DATA PROVIDED Start Marker

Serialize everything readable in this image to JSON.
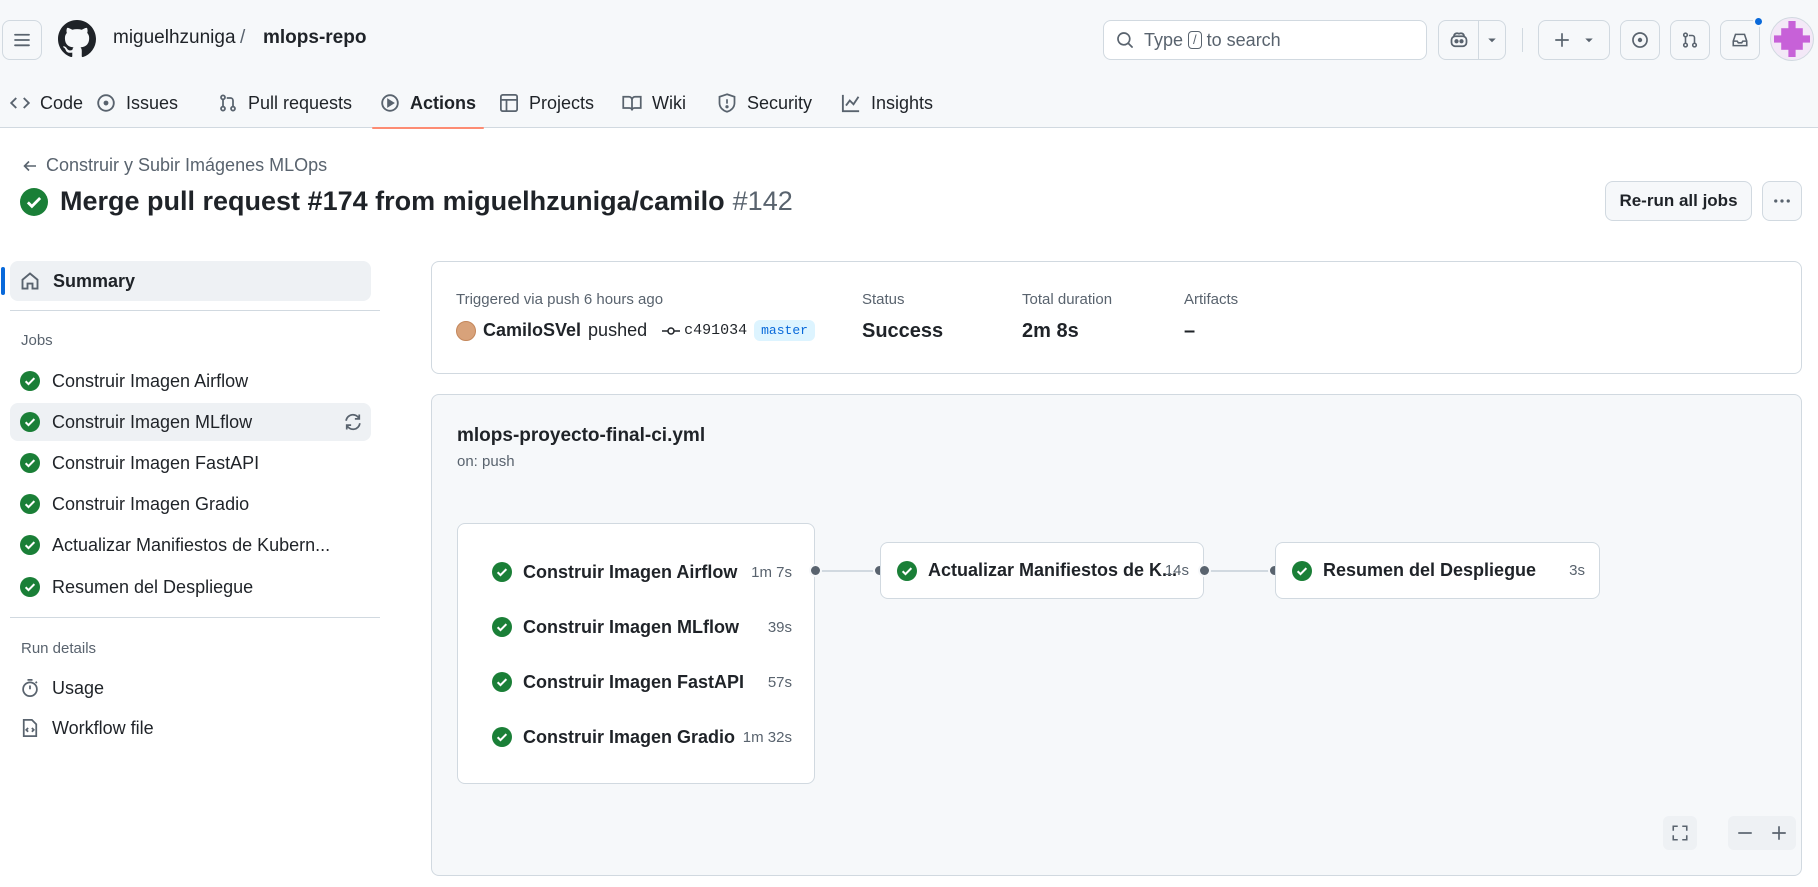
{
  "header": {
    "owner": "miguelhzuniga",
    "separator": "/",
    "repo": "mlops-repo",
    "search": {
      "prefix": "Type",
      "key": "/",
      "suffix": "to search"
    }
  },
  "tabs": [
    {
      "label": "Code",
      "icon": "code-icon"
    },
    {
      "label": "Issues",
      "icon": "issue-icon"
    },
    {
      "label": "Pull requests",
      "icon": "pull-request-icon"
    },
    {
      "label": "Actions",
      "icon": "play-icon",
      "active": true
    },
    {
      "label": "Projects",
      "icon": "table-icon"
    },
    {
      "label": "Wiki",
      "icon": "book-icon"
    },
    {
      "label": "Security",
      "icon": "shield-icon"
    },
    {
      "label": "Insights",
      "icon": "graph-icon"
    }
  ],
  "page": {
    "back_label": "Construir y Subir Imágenes MLOps",
    "title": "Merge pull request #174 from miguelhzuniga/camilo",
    "run_number": "#142",
    "rerun_label": "Re-run all jobs"
  },
  "sidebar": {
    "summary_label": "Summary",
    "jobs_heading": "Jobs",
    "jobs": [
      "Construir Imagen Airflow",
      "Construir Imagen MLflow",
      "Construir Imagen FastAPI",
      "Construir Imagen Gradio",
      "Actualizar Manifiestos de Kubern...",
      "Resumen del Despliegue"
    ],
    "details_heading": "Run details",
    "usage_label": "Usage",
    "workflow_file_label": "Workflow file"
  },
  "summary": {
    "triggered_label": "Triggered via push 6 hours ago",
    "actor": "CamiloSVel",
    "action": "pushed",
    "commit": "c491034",
    "branch": "master",
    "status_label": "Status",
    "status_value": "Success",
    "duration_label": "Total duration",
    "duration_value": "2m 8s",
    "artifacts_label": "Artifacts",
    "artifacts_value": "–"
  },
  "workflow": {
    "file": "mlops-proyecto-final-ci.yml",
    "trigger": "on: push",
    "build_jobs": [
      {
        "name": "Construir Imagen Airflow",
        "duration": "1m 7s"
      },
      {
        "name": "Construir Imagen MLflow",
        "duration": "39s"
      },
      {
        "name": "Construir Imagen FastAPI",
        "duration": "57s"
      },
      {
        "name": "Construir Imagen Gradio",
        "duration": "1m 32s"
      }
    ],
    "update_job": {
      "name": "Actualizar Manifiestos de K...",
      "duration": "14s"
    },
    "summary_job": {
      "name": "Resumen del Despliegue",
      "duration": "3s"
    }
  },
  "colors": {
    "success": "#1a7f37",
    "accent_tab": "#fd8c73",
    "link": "#0969da"
  }
}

DATA PROVIDED End Marker

TASK TO CARRY OUT: Could you copy every line in the records that holds "Actualizar"?

RESPONSE BELOW:
      "Actualizar Manifiestos de Kubern...",
      "name": "Actualizar Manifiestos de K...",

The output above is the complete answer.